• _GIVEN REQUEST_
Tally up the lines carrying the string "title" and respond with only the resulting number.

• _EXTRACTED MATERIAL_
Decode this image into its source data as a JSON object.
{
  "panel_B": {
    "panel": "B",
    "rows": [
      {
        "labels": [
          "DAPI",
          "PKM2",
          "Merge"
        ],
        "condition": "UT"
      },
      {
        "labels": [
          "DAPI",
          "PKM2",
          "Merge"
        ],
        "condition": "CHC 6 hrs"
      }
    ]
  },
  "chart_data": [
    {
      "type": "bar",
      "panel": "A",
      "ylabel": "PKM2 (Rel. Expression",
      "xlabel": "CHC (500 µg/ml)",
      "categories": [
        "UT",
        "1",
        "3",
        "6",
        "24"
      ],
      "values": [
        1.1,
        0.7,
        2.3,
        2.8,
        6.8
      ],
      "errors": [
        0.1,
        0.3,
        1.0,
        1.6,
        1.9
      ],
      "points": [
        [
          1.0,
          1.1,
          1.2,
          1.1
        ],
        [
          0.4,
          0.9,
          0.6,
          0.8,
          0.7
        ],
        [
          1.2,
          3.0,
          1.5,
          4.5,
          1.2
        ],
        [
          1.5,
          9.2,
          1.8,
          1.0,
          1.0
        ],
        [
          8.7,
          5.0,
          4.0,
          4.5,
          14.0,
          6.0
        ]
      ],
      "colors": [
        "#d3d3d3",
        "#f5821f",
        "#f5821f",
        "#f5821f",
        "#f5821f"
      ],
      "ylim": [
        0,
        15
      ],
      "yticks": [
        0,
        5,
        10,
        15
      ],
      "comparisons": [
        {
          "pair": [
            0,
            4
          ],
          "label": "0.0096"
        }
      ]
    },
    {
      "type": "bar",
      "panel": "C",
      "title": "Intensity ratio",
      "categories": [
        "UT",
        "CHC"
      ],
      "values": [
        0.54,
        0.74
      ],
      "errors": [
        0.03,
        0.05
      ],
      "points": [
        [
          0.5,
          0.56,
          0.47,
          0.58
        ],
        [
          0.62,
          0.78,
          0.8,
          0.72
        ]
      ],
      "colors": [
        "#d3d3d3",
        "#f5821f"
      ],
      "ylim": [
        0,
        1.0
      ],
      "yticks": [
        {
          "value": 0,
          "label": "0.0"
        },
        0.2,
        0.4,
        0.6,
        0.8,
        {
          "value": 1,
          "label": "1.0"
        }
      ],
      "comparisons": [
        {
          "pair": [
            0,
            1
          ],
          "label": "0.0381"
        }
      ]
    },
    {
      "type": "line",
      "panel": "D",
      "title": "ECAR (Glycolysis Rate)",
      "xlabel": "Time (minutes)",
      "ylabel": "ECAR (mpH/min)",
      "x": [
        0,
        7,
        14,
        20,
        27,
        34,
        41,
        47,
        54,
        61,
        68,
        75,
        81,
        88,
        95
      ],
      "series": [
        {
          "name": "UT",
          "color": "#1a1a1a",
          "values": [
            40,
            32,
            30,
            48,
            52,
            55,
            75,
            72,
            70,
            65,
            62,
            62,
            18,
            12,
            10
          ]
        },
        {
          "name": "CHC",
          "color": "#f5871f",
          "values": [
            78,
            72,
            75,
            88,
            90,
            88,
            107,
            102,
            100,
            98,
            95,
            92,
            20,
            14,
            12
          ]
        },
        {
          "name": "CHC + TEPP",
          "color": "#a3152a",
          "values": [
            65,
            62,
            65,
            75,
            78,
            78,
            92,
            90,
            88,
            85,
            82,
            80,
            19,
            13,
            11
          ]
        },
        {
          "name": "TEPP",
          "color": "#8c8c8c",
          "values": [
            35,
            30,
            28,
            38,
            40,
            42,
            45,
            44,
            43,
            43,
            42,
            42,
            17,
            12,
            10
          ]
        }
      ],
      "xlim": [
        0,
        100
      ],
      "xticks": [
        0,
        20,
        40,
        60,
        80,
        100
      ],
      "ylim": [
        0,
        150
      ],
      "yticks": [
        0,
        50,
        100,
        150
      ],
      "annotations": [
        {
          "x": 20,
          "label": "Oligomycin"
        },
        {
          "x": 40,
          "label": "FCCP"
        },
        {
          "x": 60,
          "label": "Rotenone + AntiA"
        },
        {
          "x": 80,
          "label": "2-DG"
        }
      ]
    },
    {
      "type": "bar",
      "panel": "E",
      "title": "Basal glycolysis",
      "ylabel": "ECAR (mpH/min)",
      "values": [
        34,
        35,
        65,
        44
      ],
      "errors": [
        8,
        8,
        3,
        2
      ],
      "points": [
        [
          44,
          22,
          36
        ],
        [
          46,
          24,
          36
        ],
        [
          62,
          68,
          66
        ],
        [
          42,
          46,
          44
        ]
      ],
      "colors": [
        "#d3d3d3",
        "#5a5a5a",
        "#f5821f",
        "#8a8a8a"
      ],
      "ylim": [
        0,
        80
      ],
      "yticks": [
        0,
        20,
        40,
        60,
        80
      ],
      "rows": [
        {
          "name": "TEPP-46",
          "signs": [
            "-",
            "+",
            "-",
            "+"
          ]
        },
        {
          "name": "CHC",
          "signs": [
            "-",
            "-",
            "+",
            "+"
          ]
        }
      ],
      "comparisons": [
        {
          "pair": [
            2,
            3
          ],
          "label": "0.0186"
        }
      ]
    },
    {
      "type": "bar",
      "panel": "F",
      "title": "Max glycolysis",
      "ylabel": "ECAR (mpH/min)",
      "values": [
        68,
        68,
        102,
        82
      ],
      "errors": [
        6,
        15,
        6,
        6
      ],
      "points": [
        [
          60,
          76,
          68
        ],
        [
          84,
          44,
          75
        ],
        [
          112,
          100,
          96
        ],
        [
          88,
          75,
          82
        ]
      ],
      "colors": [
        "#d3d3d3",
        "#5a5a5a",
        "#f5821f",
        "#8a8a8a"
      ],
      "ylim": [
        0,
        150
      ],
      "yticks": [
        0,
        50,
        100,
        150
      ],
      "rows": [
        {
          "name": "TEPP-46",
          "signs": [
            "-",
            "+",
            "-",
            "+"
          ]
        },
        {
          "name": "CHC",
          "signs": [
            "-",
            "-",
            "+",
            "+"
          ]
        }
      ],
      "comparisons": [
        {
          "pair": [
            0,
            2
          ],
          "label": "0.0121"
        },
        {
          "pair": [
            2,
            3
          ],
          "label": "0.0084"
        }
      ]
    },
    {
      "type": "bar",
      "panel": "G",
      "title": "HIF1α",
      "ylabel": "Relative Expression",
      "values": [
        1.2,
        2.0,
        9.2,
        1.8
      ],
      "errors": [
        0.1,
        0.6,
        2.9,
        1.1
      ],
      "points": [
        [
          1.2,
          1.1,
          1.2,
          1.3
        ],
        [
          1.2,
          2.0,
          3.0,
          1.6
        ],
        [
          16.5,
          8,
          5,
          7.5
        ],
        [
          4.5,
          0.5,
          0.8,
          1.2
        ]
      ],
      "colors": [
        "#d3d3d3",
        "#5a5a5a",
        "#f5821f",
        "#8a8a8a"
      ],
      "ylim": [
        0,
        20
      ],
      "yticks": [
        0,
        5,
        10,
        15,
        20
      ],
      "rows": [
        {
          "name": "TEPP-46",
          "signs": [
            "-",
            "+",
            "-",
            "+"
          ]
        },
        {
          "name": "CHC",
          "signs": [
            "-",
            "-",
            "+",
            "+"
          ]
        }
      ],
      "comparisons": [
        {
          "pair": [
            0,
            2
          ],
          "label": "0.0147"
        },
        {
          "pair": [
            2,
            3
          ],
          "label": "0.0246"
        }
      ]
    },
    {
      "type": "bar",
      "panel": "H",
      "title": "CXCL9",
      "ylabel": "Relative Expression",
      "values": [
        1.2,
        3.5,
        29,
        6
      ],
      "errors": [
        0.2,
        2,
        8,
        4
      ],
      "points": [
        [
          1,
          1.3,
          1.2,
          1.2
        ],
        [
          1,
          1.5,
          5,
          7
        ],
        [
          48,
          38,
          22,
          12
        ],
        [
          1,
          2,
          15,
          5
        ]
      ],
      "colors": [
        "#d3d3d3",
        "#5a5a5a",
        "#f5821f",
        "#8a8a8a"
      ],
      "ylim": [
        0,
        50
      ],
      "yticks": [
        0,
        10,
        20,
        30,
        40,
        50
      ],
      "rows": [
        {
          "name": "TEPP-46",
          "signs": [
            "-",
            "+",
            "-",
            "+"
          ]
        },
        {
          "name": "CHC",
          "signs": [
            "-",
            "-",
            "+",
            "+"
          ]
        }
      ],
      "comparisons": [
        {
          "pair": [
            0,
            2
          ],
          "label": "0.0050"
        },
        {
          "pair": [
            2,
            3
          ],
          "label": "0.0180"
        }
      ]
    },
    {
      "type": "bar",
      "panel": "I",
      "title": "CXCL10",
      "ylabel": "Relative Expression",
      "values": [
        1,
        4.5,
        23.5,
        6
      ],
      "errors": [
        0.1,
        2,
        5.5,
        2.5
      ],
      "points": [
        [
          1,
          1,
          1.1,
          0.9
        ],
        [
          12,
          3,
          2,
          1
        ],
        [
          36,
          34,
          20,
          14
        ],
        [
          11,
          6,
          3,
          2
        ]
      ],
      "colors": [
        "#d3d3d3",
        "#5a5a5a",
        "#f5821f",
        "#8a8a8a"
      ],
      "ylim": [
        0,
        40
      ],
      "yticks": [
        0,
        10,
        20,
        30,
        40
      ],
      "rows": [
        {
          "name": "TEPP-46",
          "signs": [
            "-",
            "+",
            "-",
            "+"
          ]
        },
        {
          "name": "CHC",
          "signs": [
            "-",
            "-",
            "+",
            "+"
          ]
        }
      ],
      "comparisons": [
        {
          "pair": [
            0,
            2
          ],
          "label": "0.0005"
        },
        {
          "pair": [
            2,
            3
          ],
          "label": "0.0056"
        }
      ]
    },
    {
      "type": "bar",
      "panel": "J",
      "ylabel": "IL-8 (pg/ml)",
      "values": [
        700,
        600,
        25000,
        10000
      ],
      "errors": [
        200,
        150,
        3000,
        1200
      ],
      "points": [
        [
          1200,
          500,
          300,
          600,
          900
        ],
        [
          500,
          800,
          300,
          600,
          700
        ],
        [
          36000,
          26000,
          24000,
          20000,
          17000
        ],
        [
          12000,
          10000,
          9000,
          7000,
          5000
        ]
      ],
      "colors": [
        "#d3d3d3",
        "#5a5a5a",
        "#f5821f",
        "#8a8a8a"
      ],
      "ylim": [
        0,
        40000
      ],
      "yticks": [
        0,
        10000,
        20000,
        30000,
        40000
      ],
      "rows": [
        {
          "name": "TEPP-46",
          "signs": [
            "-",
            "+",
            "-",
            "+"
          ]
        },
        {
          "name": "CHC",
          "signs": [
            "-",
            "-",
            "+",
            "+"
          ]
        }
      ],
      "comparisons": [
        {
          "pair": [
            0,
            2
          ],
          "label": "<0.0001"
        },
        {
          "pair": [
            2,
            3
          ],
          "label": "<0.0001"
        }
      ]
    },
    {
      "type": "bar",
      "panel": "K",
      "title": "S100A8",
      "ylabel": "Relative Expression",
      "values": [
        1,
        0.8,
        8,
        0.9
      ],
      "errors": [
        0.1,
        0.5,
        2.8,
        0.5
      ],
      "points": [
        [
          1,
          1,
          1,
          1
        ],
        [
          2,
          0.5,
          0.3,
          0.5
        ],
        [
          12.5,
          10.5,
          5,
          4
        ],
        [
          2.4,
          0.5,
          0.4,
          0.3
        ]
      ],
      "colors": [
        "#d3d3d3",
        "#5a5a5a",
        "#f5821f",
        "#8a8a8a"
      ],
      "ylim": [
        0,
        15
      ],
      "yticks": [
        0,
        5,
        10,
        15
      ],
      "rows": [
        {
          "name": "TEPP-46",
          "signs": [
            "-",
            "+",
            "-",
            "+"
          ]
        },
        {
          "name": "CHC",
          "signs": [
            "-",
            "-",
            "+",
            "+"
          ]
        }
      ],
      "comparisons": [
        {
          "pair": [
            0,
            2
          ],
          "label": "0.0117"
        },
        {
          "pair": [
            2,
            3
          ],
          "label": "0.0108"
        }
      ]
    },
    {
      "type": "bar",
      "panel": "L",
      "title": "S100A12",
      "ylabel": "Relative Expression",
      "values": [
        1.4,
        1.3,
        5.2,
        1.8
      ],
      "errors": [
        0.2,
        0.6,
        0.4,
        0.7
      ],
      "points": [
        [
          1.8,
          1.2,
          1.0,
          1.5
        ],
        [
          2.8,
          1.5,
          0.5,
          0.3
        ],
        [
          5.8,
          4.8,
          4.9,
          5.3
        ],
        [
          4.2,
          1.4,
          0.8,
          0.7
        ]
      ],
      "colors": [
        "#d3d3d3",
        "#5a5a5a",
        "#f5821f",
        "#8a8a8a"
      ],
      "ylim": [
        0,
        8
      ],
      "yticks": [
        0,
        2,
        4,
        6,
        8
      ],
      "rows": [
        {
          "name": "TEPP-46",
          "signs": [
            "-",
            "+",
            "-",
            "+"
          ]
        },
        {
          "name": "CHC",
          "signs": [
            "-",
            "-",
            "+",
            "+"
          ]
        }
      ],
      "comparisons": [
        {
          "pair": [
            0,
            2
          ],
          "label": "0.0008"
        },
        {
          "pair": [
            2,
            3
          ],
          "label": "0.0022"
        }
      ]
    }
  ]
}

• _ANSWER TO THIS TASK_
9